>>>

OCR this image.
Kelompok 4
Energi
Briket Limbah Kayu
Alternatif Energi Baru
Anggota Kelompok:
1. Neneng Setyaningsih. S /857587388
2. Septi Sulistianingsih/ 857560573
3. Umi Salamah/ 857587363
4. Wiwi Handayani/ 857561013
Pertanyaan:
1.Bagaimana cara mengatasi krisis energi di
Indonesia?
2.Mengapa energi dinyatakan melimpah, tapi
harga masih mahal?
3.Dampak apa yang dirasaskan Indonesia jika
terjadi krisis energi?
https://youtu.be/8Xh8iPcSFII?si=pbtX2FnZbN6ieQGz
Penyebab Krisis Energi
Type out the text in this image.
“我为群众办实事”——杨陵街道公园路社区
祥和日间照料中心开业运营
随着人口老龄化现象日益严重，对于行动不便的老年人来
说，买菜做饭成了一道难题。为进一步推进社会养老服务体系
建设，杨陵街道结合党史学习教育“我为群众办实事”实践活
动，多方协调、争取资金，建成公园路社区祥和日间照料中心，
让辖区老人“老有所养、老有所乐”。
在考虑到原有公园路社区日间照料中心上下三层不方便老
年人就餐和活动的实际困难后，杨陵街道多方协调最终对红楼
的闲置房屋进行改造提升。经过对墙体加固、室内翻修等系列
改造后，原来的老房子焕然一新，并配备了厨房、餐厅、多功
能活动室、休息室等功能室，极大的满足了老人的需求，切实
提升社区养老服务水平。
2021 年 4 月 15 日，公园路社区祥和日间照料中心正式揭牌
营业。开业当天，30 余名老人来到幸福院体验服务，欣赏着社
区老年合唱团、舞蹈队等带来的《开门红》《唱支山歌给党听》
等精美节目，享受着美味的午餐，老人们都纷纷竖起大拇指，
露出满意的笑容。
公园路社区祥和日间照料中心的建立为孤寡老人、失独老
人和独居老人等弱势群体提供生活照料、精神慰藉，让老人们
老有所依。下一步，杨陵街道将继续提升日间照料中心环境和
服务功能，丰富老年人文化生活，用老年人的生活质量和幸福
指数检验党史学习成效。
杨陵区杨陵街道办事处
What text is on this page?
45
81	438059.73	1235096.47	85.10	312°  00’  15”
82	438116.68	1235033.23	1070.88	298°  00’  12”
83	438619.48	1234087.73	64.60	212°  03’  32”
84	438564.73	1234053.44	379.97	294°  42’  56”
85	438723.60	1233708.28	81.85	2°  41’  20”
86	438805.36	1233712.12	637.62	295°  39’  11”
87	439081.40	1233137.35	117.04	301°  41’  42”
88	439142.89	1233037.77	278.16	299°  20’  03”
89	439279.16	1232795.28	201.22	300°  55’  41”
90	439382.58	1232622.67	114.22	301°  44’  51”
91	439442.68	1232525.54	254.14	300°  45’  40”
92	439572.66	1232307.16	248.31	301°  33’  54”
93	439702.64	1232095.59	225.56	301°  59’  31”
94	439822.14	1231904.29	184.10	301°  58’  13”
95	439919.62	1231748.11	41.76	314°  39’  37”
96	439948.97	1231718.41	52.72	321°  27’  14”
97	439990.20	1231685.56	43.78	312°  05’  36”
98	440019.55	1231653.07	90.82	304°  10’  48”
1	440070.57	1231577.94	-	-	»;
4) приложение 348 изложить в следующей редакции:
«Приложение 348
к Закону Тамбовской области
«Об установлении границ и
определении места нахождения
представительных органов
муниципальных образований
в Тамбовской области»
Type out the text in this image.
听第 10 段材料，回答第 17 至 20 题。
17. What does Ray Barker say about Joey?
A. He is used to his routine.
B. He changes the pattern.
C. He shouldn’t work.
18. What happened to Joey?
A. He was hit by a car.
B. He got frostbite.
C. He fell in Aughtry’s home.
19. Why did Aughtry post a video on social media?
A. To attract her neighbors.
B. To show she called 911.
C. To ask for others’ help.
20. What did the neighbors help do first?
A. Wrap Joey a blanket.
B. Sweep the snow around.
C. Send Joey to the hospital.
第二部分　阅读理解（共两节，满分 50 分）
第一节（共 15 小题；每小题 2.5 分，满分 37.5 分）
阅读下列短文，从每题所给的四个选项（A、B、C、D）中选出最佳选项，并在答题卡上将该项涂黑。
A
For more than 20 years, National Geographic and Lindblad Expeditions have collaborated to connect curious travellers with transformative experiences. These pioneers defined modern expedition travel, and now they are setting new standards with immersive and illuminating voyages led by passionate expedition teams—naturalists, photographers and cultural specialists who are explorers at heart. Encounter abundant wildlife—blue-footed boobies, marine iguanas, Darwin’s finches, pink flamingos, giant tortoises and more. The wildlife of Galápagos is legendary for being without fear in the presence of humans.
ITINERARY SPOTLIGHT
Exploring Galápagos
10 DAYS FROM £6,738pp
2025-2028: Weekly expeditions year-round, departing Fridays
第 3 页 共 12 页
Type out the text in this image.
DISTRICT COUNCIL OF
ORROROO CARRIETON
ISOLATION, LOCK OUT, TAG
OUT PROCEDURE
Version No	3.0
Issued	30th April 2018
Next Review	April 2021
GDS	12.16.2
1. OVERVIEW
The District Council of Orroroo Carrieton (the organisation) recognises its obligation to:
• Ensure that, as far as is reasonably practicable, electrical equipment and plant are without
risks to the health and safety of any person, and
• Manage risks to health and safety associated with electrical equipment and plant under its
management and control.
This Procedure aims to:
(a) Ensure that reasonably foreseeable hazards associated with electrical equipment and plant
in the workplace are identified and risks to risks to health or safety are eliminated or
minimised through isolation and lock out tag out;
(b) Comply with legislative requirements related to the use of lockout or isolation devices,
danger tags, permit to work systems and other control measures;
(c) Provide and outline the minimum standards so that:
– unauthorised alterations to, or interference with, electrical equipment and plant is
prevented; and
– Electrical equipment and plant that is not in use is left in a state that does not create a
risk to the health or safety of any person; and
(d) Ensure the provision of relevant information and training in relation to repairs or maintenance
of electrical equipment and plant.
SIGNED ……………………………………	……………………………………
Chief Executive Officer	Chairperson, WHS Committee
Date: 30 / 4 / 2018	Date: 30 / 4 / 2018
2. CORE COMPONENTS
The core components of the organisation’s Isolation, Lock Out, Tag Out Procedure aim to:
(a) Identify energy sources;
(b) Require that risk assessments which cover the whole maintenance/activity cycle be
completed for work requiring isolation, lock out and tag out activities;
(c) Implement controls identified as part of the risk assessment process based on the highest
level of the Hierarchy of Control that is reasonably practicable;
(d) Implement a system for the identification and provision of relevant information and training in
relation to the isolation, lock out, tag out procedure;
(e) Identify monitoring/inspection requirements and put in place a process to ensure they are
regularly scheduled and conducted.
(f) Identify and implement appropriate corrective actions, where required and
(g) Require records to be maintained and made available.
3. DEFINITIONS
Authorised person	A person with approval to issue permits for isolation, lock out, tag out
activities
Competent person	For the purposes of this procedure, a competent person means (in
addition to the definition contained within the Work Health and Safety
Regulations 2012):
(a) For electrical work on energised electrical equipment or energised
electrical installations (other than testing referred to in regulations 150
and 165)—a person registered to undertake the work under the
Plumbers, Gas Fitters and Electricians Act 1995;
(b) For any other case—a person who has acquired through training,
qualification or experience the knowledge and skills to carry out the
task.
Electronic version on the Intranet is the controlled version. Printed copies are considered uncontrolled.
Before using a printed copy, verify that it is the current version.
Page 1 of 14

<<<

• [Task brief] Return each line of the data exactly as written above.

• [Solution for this task]
OCR this image.
Kelompok 4
Energi
Briket Limbah Kayu
Alternatif Energi Baru
Anggota Kelompok:
1. Neneng Setyaningsih. S /857587388
2. Septi Sulistianingsih/ 857560573
3. Umi Salamah/ 857587363
4. Wiwi Handayani/ 857561013
Pertanyaan:
1.Bagaimana cara mengatasi krisis energi di
Indonesia?
2.Mengapa energi dinyatakan melimpah, tapi
harga masih mahal?
3.Dampak apa yang dirasaskan Indonesia jika
terjadi krisis energi?
https://youtu.be/8Xh8iPcSFII?si=pbtX2FnZbN6ieQGz
Penyebab Krisis Energi
Type out the text in this image.
“我为群众办实事”——杨陵街道公园路社区
祥和日间照料中心开业运营
随着人口老龄化现象日益严重，对于行动不便的老年人来
说，买菜做饭成了一道难题。为进一步推进社会养老服务体系
建设，杨陵街道结合党史学习教育“我为群众办实事”实践活
动，多方协调、争取资金，建成公园路社区祥和日间照料中心，
让辖区老人“老有所养、老有所乐”。
在考虑到原有公园路社区日间照料中心上下三层不方便老
年人就餐和活动的实际困难后，杨陵街道多方协调最终对红楼
的闲置房屋进行改造提升。经过对墙体加固、室内翻修等系列
改造后，原来的老房子焕然一新，并配备了厨房、餐厅、多功
能活动室、休息室等功能室，极大的满足了老人的需求，切实
提升社区养老服务水平。
2021 年 4 月 15 日，公园路社区祥和日间照料中心正式揭牌
营业。开业当天，30 余名老人来到幸福院体验服务，欣赏着社
区老年合唱团、舞蹈队等带来的《开门红》《唱支山歌给党听》
等精美节目，享受着美味的午餐，老人们都纷纷竖起大拇指，
露出满意的笑容。
公园路社区祥和日间照料中心的建立为孤寡老人、失独老
人和独居老人等弱势群体提供生活照料、精神慰藉，让老人们
老有所依。下一步，杨陵街道将继续提升日间照料中心环境和
服务功能，丰富老年人文化生活，用老年人的生活质量和幸福
指数检验党史学习成效。
杨陵区杨陵街道办事处
What text is on this page?
45
81	438059.73	1235096.47	85.10	312°  00’  15”
82	438116.68	1235033.23	1070.88	298°  00’  12”
83	438619.48	1234087.73	64.60	212°  03’  32”
84	438564.73	1234053.44	379.97	294°  42’  56”
85	438723.60	1233708.28	81.85	2°  41’  20”
86	438805.36	1233712.12	637.62	295°  39’  11”
87	439081.40	1233137.35	117.04	301°  41’  42”
88	439142.89	1233037.77	278.16	299°  20’  03”
89	439279.16	1232795.28	201.22	300°  55’  41”
90	439382.58	1232622.67	114.22	301°  44’  51”
91	439442.68	1232525.54	254.14	300°  45’  40”
92	439572.66	1232307.16	248.31	301°  33’  54”
93	439702.64	1232095.59	225.56	301°  59’  31”
94	439822.14	1231904.29	184.10	301°  58’  13”
95	439919.62	1231748.11	41.76	314°  39’  37”
96	439948.97	1231718.41	52.72	321°  27’  14”
97	439990.20	1231685.56	43.78	312°  05’  36”
98	440019.55	1231653.07	90.82	304°  10’  48”
1	440070.57	1231577.94	-	-	»;
4) приложение 348 изложить в следующей редакции:
«Приложение 348
к Закону Тамбовской области
«Об установлении границ и
определении места нахождения
представительных органов
муниципальных образований
в Тамбовской области»
Type out the text in this image.
听第 10 段材料，回答第 17 至 20 题。
17. What does Ray Barker say about Joey?
A. He is used to his routine.
B. He changes the pattern.
C. He shouldn’t work.
18. What happened to Joey?
A. He was hit by a car.
B. He got frostbite.
C. He fell in Aughtry’s home.
19. Why did Aughtry post a video on social media?
A. To attract her neighbors.
B. To show she called 911.
C. To ask for others’ help.
20. What did the neighbors help do first?
A. Wrap Joey a blanket.
B. Sweep the snow around.
C. Send Joey to the hospital.
第二部分　阅读理解（共两节，满分 50 分）
第一节（共 15 小题；每小题 2.5 分，满分 37.5 分）
阅读下列短文，从每题所给的四个选项（A、B、C、D）中选出最佳选项，并在答题卡上将该项涂黑。
A
For more than 20 years, National Geographic and Lindblad Expeditions have collaborated to connect curious travellers with transformative experiences. These pioneers defined modern expedition travel, and now they are setting new standards with immersive and illuminating voyages led by passionate expedition teams—naturalists, photographers and cultural specialists who are explorers at heart. Encounter abundant wildlife—blue-footed boobies, marine iguanas, Darwin’s finches, pink flamingos, giant tortoises and more. The wildlife of Galápagos is legendary for being without fear in the presence of humans.
ITINERARY SPOTLIGHT
Exploring Galápagos
10 DAYS FROM £6,738pp
2025-2028: Weekly expeditions year-round, departing Fridays
第 3 页 共 12 页
Type out the text in this image.
DISTRICT COUNCIL OF
ORROROO CARRIETON
ISOLATION, LOCK OUT, TAG
OUT PROCEDURE
Version No	3.0
Issued	30th April 2018
Next Review	April 2021
GDS	12.16.2
1. OVERVIEW
The District Council of Orroroo Carrieton (the organisation) recognises its obligation to:
• Ensure that, as far as is reasonably practicable, electrical equipment and plant are without
risks to the health and safety of any person, and
• Manage risks to health and safety associated with electrical equipment and plant under its
management and control.
This Procedure aims to:
(a) Ensure that reasonably foreseeable hazards associated with electrical equipment and plant
in the workplace are identified and risks to risks to health or safety are eliminated or
minimised through isolation and lock out tag out;
(b) Comply with legislative requirements related to the use of lockout or isolation devices,
danger tags, permit to work systems and other control measures;
(c) Provide and outline the minimum standards so that:
– unauthorised alterations to, or interference with, electrical equipment and plant is
prevented; and
– Electrical equipment and plant that is not in use is left in a state that does not create a
risk to the health or safety of any person; and
(d) Ensure the provision of relevant information and training in relation to repairs or maintenance
of electrical equipment and plant.
SIGNED ……………………………………	……………………………………
Chief Executive Officer	Chairperson, WHS Committee
Date: 30 / 4 / 2018	Date: 30 / 4 / 2018
2. CORE COMPONENTS
The core components of the organisation’s Isolation, Lock Out, Tag Out Procedure aim to:
(a) Identify energy sources;
(b) Require that risk assessments which cover the whole maintenance/activity cycle be
completed for work requiring isolation, lock out and tag out activities;
(c) Implement controls identified as part of the risk assessment process based on the highest
level of the Hierarchy of Control that is reasonably practicable;
(d) Implement a system for the identification and provision of relevant information and training in
relation to the isolation, lock out, tag out procedure;
(e) Identify monitoring/inspection requirements and put in place a process to ensure they are
regularly scheduled and conducted.
(f) Identify and implement appropriate corrective actions, where required and
(g) Require records to be maintained and made available.
3. DEFINITIONS
Authorised person	A person with approval to issue permits for isolation, lock out, tag out
activities
Competent person	For the purposes of this procedure, a competent person means (in
addition to the definition contained within the Work Health and Safety
Regulations 2012):
(a) For electrical work on energised electrical equipment or energised
electrical installations (other than testing referred to in regulations 150
and 165)—a person registered to undertake the work under the
Plumbers, Gas Fitters and Electricians Act 1995;
(b) For any other case—a person who has acquired through training,
qualification or experience the knowledge and skills to carry out the
task.
Electronic version on the Intranet is the controlled version. Printed copies are considered uncontrolled.
Before using a printed copy, verify that it is the current version.
Page 1 of 14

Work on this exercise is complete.